SET EXERCISE: Copy each line holding the string "this".
----- SUPPLIED MATERIAL
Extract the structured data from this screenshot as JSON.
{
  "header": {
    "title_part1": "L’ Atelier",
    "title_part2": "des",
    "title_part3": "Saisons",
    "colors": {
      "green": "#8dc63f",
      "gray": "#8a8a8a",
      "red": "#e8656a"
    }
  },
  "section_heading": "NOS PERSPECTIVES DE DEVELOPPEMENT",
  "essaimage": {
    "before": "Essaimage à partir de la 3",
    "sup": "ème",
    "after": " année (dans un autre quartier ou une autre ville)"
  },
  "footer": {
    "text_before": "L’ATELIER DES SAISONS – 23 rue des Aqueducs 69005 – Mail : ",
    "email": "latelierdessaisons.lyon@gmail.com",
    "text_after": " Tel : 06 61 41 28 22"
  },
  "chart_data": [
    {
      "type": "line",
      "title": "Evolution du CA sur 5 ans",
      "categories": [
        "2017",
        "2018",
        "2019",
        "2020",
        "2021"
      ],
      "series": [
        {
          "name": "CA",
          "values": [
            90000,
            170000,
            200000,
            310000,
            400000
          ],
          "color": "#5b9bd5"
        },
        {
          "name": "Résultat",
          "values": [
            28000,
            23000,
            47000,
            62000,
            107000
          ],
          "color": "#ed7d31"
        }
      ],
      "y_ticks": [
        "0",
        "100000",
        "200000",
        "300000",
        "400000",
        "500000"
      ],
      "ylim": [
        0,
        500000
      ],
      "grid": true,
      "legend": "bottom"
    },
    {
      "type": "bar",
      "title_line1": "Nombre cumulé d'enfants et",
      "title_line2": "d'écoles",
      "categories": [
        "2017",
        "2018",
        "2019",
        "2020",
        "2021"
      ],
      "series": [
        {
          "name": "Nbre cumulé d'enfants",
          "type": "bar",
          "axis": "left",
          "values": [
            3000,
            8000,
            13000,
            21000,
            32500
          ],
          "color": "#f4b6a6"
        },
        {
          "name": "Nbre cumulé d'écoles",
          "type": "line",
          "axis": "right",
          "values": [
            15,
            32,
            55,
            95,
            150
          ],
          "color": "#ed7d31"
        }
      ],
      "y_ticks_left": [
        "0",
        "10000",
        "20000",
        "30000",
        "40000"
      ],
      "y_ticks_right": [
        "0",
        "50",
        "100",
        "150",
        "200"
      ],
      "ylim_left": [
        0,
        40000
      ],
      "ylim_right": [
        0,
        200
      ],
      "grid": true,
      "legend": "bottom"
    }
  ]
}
----------
----- SUPPLIED MATERIAL
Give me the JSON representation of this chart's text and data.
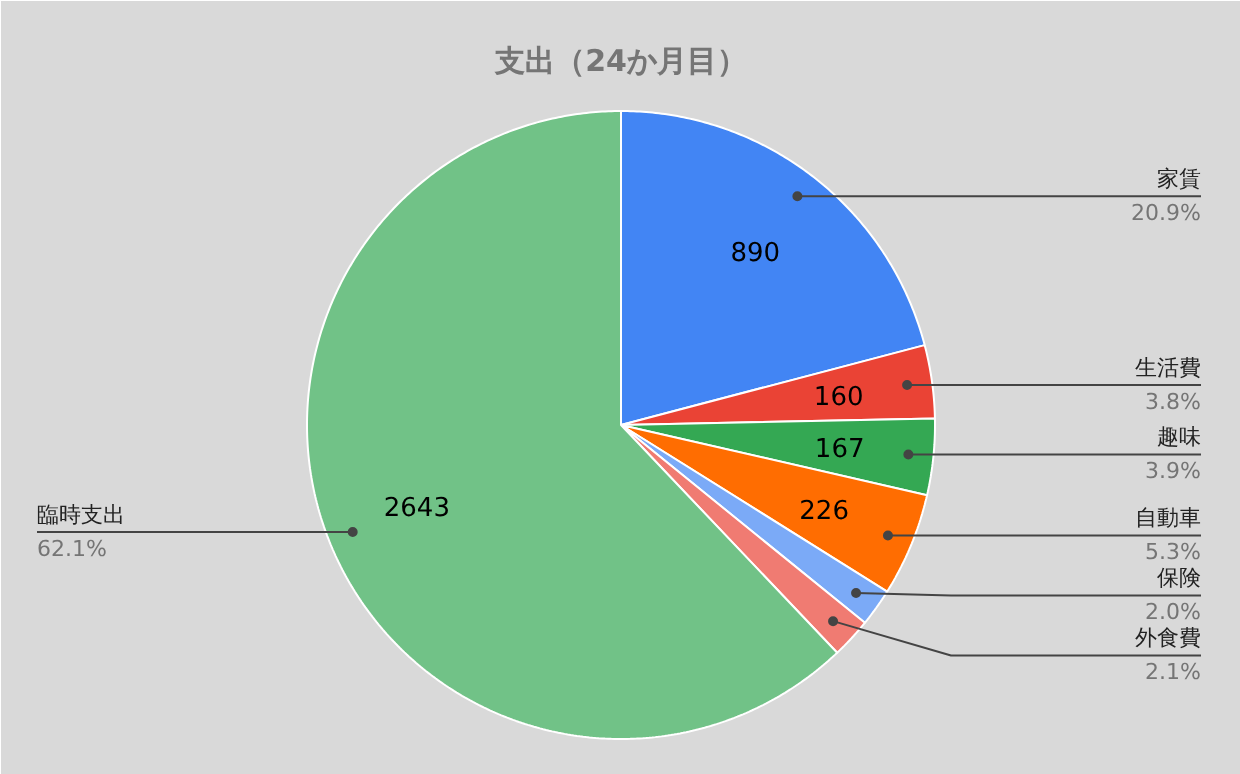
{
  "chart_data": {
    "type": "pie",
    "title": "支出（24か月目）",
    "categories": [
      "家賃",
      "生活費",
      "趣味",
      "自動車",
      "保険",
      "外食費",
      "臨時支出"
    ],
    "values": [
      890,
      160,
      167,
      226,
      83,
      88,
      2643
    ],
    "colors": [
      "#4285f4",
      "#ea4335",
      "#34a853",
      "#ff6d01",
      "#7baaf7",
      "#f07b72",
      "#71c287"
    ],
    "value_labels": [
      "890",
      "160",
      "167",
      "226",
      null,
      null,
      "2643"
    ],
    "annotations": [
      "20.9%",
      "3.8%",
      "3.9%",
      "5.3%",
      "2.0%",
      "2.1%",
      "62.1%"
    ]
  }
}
----------
TASK SOLUTION:
Extract the structured data from this screenshot as JSON.
Give me the JSON representation of this chart's text and data.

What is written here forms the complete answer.